> Exercises to complete
1. For the article on Methodist fossil fuel divestment, decide whether each statement agrees with it, answering yes or no and quoting the deciding words: (a) The Methodist Conference committed to end its investments in fossil fuels. (b) Four of the memorials sent to this year's Methodist Conference called for divestment. (c) Bill McKibben is a co-founder of 350.org.
2. Pick up the article on Methodist fossil fuel divestment after its final sentence and write what comes next.

— start Reading passage —

July 4, 2014

Methodists fail to respond to grassroots call for fossil fuel divestment

Birmingham, UK — Despite unprecedented pressure from local churches, the Methodist Conference failed to commit to end its investments in fossil fuels. It announced that it will review its policy, with no decision for at least 12 months. The Methodist Church has investments in fossil fuel companies worth £58 million [1].

Christian climate change charity Operation Noah welcomes the review of fossil fuel investments but like grassroots Methodists believes the Conference must move rapidly to divest from fossil fuels. This year’s Methodist Conference received six resolutions (“memorials”) about investments in fossil fuels from local Circuits or Districts, four of which called for divestment [2].

Mark Letcher, Vice-Chair of Operation Noah says, “Whilst I welcome the decision to review fossil fuel investments, I am disappointed that the Methodist Church has not decided to grasp the nettle and begin disinvesting from this sector, particularly coal, right away, despite strong calls from its own members.”

“Multimillion pound investments in companies determined to develop new reserves of coal, oil and gas are incompatible with policies to prevent uncontrolled global warming – facts that are recognised by a growing number of Churches in the UK and abroad,” Letcher adds.

Bill McKibben, co-founder of the international climate campaign 350.org and a Methodist, says, “I’m confident it’s only a matter of time before the Methodists are in the forefront of this campaign. But since Creation already groans under the weight of our carbon emissions, I hope this time is short indeed.”

— end Reading passage —
— start Material supplied —

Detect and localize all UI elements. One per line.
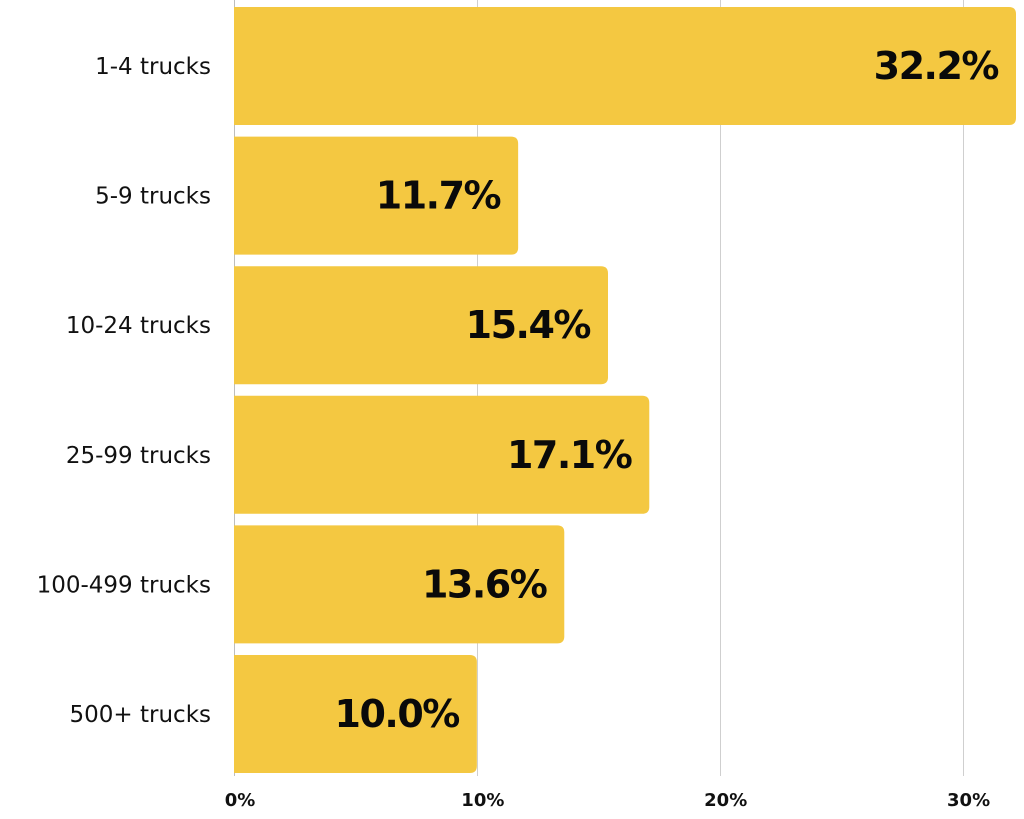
bar-value-label: 32.2% xyxy=(874,44,999,88)
bar-value-label: 10.0% xyxy=(335,692,460,736)
bar-4 xyxy=(234,395,650,514)
bar-value-label: 13.6% xyxy=(422,562,547,606)
category-label: 25-99 trucks xyxy=(66,443,211,469)
x-tick-label: 30% xyxy=(947,790,990,811)
bar-5 xyxy=(234,525,565,644)
bars: 32.2% 11.7% 15.4% 17.1% 13.6% 10.0% xyxy=(234,7,1016,773)
category-label: 100-499 trucks xyxy=(37,572,211,598)
bar-6 xyxy=(234,655,477,773)
bar-value-label: 15.4% xyxy=(466,303,591,347)
x-axis-tick-labels: 0% 10% 20% 30% xyxy=(225,790,990,811)
bar-3 xyxy=(234,266,608,385)
category-label: 10-24 trucks xyxy=(66,313,211,339)
category-label: 1-4 trucks xyxy=(95,54,211,80)
x-tick-label: 20% xyxy=(704,790,747,811)
category-label: 500+ trucks xyxy=(70,702,211,728)
bar-value-label: 11.7% xyxy=(376,174,501,218)
bar-value-label: 17.1% xyxy=(507,433,632,477)
x-tick-label: 0% xyxy=(225,790,256,811)
x-tick-label: 10% xyxy=(461,790,504,811)
bar-1 xyxy=(234,7,1016,125)
category-labels: 1-4 trucks 5-9 trucks 10-24 trucks 25-99 tr… xyxy=(37,54,211,728)
category-label: 5-9 trucks xyxy=(95,184,211,210)
gridlines xyxy=(234,0,964,776)
bar-2 xyxy=(234,136,519,255)
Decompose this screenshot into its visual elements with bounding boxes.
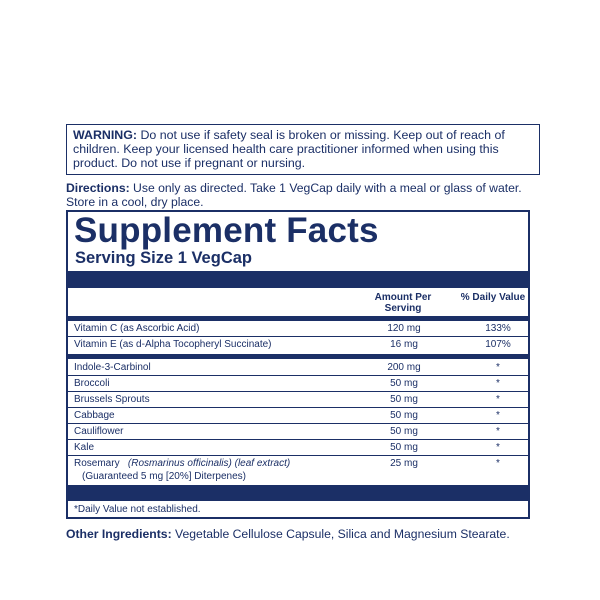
nutrient-name: Vitamin E (as d-Alpha Tocopheryl Succina… (74, 339, 272, 350)
other-text: Vegetable Cellulose Capsule, Silica and … (171, 527, 510, 541)
ingredient-name: Indole-3-Carbinol (74, 362, 151, 373)
directions: Directions: Use only as directed. Take 1… (66, 181, 536, 209)
row-divider (68, 336, 528, 337)
ingredient-amount: 50 mg (390, 426, 418, 437)
nutrient-amount: 120 mg (387, 323, 421, 334)
row-divider (68, 423, 528, 424)
header-amount: Amount Per Serving (374, 292, 432, 314)
ingredient-subnote: (Guaranteed 5 mg [20%] Diterpenes) (82, 471, 246, 482)
ingredient-dv: * (496, 458, 500, 469)
divider-thick-bottom (68, 485, 528, 501)
ingredient-dv: * (496, 426, 500, 437)
ingredient-amount: 25 mg (390, 458, 418, 469)
ingredient-dv: * (496, 362, 500, 373)
ingredient-name: Brussels Sprouts (74, 394, 150, 405)
footnote: *Daily Value not established. (74, 504, 201, 515)
ingredient-latin: (Rosmarinus officinalis) (127, 458, 232, 469)
ingredient-name-text: Rosemary (74, 458, 120, 469)
supplement-facts-panel: Supplement Facts Serving Size 1 VegCap A… (66, 210, 530, 519)
ingredient-part: (leaf extract) (231, 458, 291, 469)
row-divider (68, 391, 528, 392)
warning-text: Do not use if safety seal is broken or m… (73, 128, 505, 170)
row-divider (68, 407, 528, 408)
other-ingredients: Other Ingredients: Vegetable Cellulose C… (66, 527, 546, 541)
ingredient-dv: * (496, 410, 500, 421)
ingredient-name: Broccoli (74, 378, 110, 389)
nutrient-amount: 16 mg (390, 339, 418, 350)
ingredient-amount: 50 mg (390, 378, 418, 389)
ingredient-name: Rosemary (Rosmarinus officinalis) (leaf … (74, 458, 290, 470)
facts-title: Supplement Facts (74, 211, 379, 250)
divider-thick-top (68, 271, 528, 288)
ingredient-amount: 50 mg (390, 410, 418, 421)
divider-vitamins (68, 354, 528, 359)
ingredient-amount: 50 mg (390, 394, 418, 405)
divider-header (68, 316, 528, 321)
ingredient-amount: 200 mg (387, 362, 421, 373)
serving-size: Serving Size 1 VegCap (75, 249, 252, 267)
nutrient-dv: 133% (485, 323, 511, 334)
ingredient-name: Cauliflower (74, 426, 124, 437)
directions-text: Use only as directed. Take 1 VegCap dail… (66, 181, 522, 209)
header-daily-value: % Daily Value (460, 292, 526, 303)
row-divider (68, 439, 528, 440)
ingredient-amount: 50 mg (390, 442, 418, 453)
ingredient-dv: * (496, 394, 500, 405)
other-label: Other Ingredients: (66, 527, 172, 541)
row-divider (68, 455, 528, 456)
warning-box: WARNING: Do not use if safety seal is br… (66, 124, 540, 175)
ingredient-dv: * (496, 442, 500, 453)
ingredient-name: Kale (74, 442, 95, 453)
nutrient-dv: 107% (485, 339, 511, 350)
ingredient-dv: * (496, 378, 500, 389)
directions-label: Directions: (66, 181, 130, 195)
ingredient-name: Cabbage (74, 410, 115, 421)
row-divider (68, 375, 528, 376)
warning-label: WARNING: (73, 128, 138, 142)
nutrient-name: Vitamin C (as Ascorbic Acid) (74, 323, 200, 334)
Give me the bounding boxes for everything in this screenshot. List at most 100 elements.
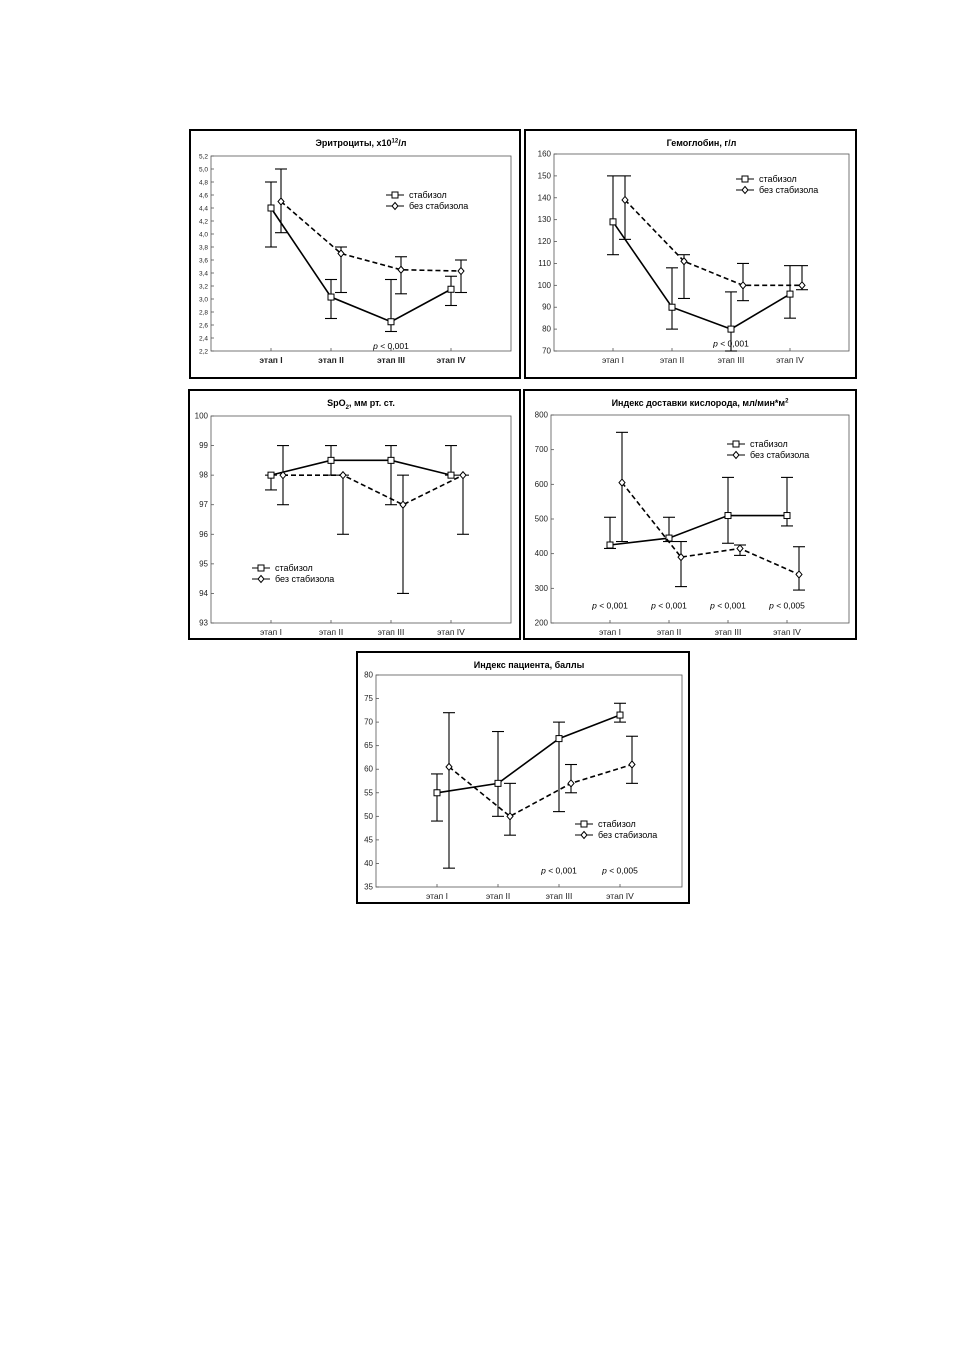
data-point (786, 290, 794, 298)
legend-marker (732, 450, 740, 460)
series-no-stabizol (277, 445, 469, 594)
series-line (624, 199, 802, 287)
y-tick-label: 40 (364, 859, 373, 868)
series-line (280, 200, 462, 272)
plot-frame (210, 415, 512, 624)
data-point (445, 762, 453, 772)
y-tick-label: 4,4 (199, 206, 208, 213)
chart-title: SpO2, мм рт. ст. (327, 398, 395, 411)
y-tick-label: 500 (535, 515, 549, 524)
series-line (270, 459, 452, 476)
x-tick-label: этап I (426, 891, 448, 901)
data-point (447, 285, 455, 293)
y-tick-label: 140 (538, 193, 552, 202)
y-tick-label: 55 (364, 788, 373, 797)
series-line (448, 763, 633, 818)
y-tick-label: 5,0 (199, 167, 208, 174)
y-tick-label: 2,2 (199, 349, 208, 356)
legend-label: стабизол (750, 439, 788, 449)
y-tick-label: 4,8 (199, 180, 208, 187)
chart-svg: Гемоглобин, г/л 70 80 90 100 110 120 130 140 150 1… (538, 138, 850, 365)
data-point (337, 249, 345, 258)
p-value-annotation: p < 0,001 (591, 601, 628, 611)
series-line (621, 482, 800, 576)
data-point (387, 318, 395, 326)
data-point (628, 760, 636, 769)
data-point (609, 218, 617, 226)
y-tick-label: 35 (364, 883, 373, 892)
series-line (283, 474, 464, 506)
y-tick-label: 93 (199, 619, 208, 628)
y-tick-label: 75 (364, 694, 373, 703)
legend-marker (741, 185, 749, 195)
plot-frame (210, 155, 512, 352)
x-tick-label: этап II (486, 891, 510, 901)
series-no-stabizol (275, 168, 467, 295)
data-point (433, 789, 441, 797)
y-tick-label: 80 (364, 671, 373, 680)
x-tick-label: этап III (378, 627, 405, 637)
legend-label: без стабизола (598, 830, 657, 840)
x-tick-label: этап II (657, 627, 681, 637)
chart-panel-erythrocytes: Эритроциты, х1012/л 2,2 2,4 2,6 2,8 3,0 3,2 3,4… (189, 129, 521, 379)
legend-label: без стабизола (409, 201, 468, 211)
y-tick-label: 3,0 (199, 297, 208, 304)
legend-label: стабизол (409, 190, 447, 200)
y-tick-label: 800 (535, 411, 549, 420)
data-point (795, 570, 803, 579)
y-tick-label: 4,0 (199, 232, 208, 239)
series-line (609, 514, 787, 546)
y-tick-label: 100 (195, 412, 209, 421)
legend-marker (391, 191, 399, 199)
chart-title: Индекс пациента, баллы (474, 660, 585, 670)
p-value-annotation: p < 0,001 (712, 338, 749, 348)
data-point (457, 266, 465, 276)
legend-label: стабизол (759, 174, 797, 184)
data-point (399, 500, 407, 509)
x-tick-label: этап IV (776, 355, 804, 365)
data-point (277, 197, 285, 206)
y-tick-label: 400 (535, 549, 549, 558)
data-point (387, 456, 395, 464)
data-point (677, 552, 685, 562)
plot-frame (553, 153, 850, 352)
y-tick-label: 3,6 (199, 258, 208, 265)
x-tick-label: этап II (319, 627, 343, 637)
series-stabizol (431, 702, 626, 822)
y-tick-label: 90 (542, 303, 551, 312)
y-tick-label: 3,4 (199, 271, 208, 278)
y-tick-label: 600 (535, 480, 549, 489)
data-point (724, 512, 732, 520)
y-tick-label: 80 (542, 325, 551, 334)
series-line (612, 221, 791, 330)
y-tick-label: 50 (364, 812, 373, 821)
y-tick-label: 110 (538, 259, 551, 268)
data-point (494, 779, 502, 787)
y-tick-label: 94 (199, 589, 208, 598)
y-tick-label: 70 (542, 347, 551, 356)
y-tick-label: 3,2 (199, 284, 208, 291)
data-point (621, 195, 629, 205)
x-tick-label: этап I (599, 627, 621, 637)
legend-marker (580, 820, 588, 828)
y-tick-label: 45 (364, 835, 373, 844)
data-point (267, 204, 275, 212)
plot-frame (375, 674, 683, 888)
chart-title: Эритроциты, х1012/л (316, 138, 407, 148)
y-tick-label: 96 (199, 530, 208, 539)
y-tick-label: 2,4 (199, 336, 208, 343)
legend-marker (391, 201, 399, 211)
y-tick-label: 65 (364, 741, 373, 750)
chart-panel-patient-index: Индекс пациента, баллы 35 40 45 50 55 60 65 70 75… (356, 651, 690, 904)
y-tick-label: 2,6 (199, 323, 208, 330)
data-point (616, 711, 624, 719)
legend-label: без стабизола (275, 574, 334, 584)
legend-label: без стабизола (759, 185, 818, 195)
y-tick-label: 200 (535, 619, 549, 628)
data-point (555, 735, 563, 743)
chart-panel-oxygen-delivery: Индекс доставки кислорода, мл/мин*м2 200 3… (523, 389, 857, 640)
y-tick-label: 150 (538, 171, 552, 180)
series-stabizol (265, 181, 457, 333)
chart-title: Индекс доставки кислорода, мл/мин*м2 (612, 398, 790, 408)
p-value-annotation: p < 0,001 (540, 866, 577, 876)
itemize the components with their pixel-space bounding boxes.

— end Material supplied —

> Replies
1.
(a) No: "the Methodist Conference failed to commit to end its investments in fossil fuels."
(b) Yes: "six resolutions (“memorials”) about investments in fossil fuels from local Circuits or Districts, four of which called for divestment"
(c) Yes: "Bill McKibben, co-founder of the international climate campaign 350.org and a Methodist"

2.
The Methodists’ decision was announced at the Methodist Conference 2014 that took place in Birmingham from June 26 to July 3 [3]. While the Methodists fail to respond to the call for fossil fuel divestment, other religious institutions are active leaders tackling the climate crisis and protecting creation. Dozens of churches around the world, from Anglicans in New Zealand to Quakers in the United Kingdom, have divested their holdings. In the United States, the United Church of Christ and Unitarian Universalists have supported divestment at the national level.

Christian leaders around the world are calling for churches to divest from fossil fuels. Archbishop Desmond Tutu has recently called for an “apartheid-style boycott” of the fossil fuel industry. [4] Top UN climate chief Christiana Figueres urged religious leaders to pull their investments out of fossil fuel companies, as well. [5]



Mark Letcher, Vice-Chair of Operation Noah, +44795 148 2804

Melanie Mattauch, Europe Communications Coordinator 350.org, [email protected], +49151 5812 0184


Operation Noah is an ecumenical Christian charity providing leadership, focus and inspiration in response to the growing threat of catastrophic climate change. It launched its divestment campaign Bright Now in September 2013.

[1] 2012 figures

[2] ‘Memorials’ (resolutions) to the Conference are the result of votes on the issue by local Circuits or Districts. The four memorials calling for disinvestment from fossil fuel companies were ‘declined’. Memorials on fossil fuel divestment were presented by the following Circuits:

– The West London Mission Circuit Meeting

– The Stratford and Evesham Circuit Meeting

– The Bradford North Circuit Meeting

– The Leicester (North) Circuit Meeting

– The Bristol District Synod

– The Lancashire District Synod

[3] The announcement was made by the Joint Advisory Committee on the Ethics of Investment (JACEI) on July 3 during the launch of its report “Fossil Fuels and the Future”. The Conference directed the JACEI to support the Central Finance Board in a review of investment policy and to report back in 2015.

[4] The Guardian: Desmond Tutu, “We need an apartheid-style boycott to save the planet”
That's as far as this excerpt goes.